## GIVEN TASK
For each line below that includes the word "color", make a copy.

— Begin MATERIAL FOR THIS TASK —

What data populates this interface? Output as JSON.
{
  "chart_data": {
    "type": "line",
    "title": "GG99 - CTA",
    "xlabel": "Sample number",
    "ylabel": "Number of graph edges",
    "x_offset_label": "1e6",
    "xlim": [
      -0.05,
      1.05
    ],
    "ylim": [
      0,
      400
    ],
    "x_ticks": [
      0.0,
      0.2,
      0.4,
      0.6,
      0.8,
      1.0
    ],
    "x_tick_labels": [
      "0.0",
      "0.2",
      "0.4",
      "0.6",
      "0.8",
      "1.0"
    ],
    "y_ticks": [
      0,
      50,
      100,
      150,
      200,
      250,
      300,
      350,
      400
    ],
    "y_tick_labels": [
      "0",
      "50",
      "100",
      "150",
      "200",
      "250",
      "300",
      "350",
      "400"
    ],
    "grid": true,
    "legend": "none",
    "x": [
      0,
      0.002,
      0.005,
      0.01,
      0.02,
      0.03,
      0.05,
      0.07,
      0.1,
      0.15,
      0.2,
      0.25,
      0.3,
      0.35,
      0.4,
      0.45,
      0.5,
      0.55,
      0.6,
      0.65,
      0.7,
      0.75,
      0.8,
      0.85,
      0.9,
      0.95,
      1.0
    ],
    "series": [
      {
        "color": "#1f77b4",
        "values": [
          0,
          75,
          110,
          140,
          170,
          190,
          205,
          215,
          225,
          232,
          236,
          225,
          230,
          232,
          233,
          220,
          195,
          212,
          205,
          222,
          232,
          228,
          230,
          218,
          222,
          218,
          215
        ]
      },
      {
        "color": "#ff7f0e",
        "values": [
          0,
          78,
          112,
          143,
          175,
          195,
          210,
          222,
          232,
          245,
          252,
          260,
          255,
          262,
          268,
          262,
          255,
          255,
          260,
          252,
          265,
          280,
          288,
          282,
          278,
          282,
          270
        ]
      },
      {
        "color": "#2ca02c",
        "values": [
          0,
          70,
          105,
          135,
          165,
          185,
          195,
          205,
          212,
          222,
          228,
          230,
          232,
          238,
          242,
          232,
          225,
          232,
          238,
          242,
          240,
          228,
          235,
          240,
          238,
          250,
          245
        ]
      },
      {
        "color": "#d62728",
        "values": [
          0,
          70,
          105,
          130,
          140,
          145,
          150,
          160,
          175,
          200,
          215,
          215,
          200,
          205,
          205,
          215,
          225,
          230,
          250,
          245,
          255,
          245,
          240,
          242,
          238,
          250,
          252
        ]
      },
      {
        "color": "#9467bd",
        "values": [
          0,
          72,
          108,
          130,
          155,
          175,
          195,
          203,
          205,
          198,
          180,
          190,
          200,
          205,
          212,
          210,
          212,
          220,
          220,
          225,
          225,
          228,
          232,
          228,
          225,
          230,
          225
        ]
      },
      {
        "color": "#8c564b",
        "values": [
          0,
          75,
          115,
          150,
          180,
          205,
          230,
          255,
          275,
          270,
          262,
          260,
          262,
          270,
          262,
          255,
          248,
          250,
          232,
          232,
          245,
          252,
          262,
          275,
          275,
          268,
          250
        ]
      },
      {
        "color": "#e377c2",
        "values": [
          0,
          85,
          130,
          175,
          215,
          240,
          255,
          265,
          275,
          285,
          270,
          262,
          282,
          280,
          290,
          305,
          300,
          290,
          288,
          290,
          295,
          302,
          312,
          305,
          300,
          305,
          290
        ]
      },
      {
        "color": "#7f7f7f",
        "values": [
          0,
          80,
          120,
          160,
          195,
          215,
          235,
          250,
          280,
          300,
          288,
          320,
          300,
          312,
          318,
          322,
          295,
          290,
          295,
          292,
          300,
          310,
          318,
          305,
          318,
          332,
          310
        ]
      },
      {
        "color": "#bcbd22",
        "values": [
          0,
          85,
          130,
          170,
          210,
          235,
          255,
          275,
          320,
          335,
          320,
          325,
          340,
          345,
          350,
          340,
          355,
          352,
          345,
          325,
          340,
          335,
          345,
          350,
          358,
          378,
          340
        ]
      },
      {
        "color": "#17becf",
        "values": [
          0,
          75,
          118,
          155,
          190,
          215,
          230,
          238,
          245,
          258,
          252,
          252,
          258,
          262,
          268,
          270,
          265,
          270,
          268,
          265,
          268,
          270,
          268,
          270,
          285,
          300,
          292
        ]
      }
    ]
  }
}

— End MATERIAL FOR THIS TASK —

## SOLUTION TO THE PROBLEM
        "color": "#1f77b4",
        "color": "#ff7f0e",
        "color": "#2ca02c",
        "color": "#d62728",
        "color": "#9467bd",
        "color": "#8c564b",
        "color": "#e377c2",
        "color": "#7f7f7f",
        "color": "#bcbd22",
        "color": "#17becf",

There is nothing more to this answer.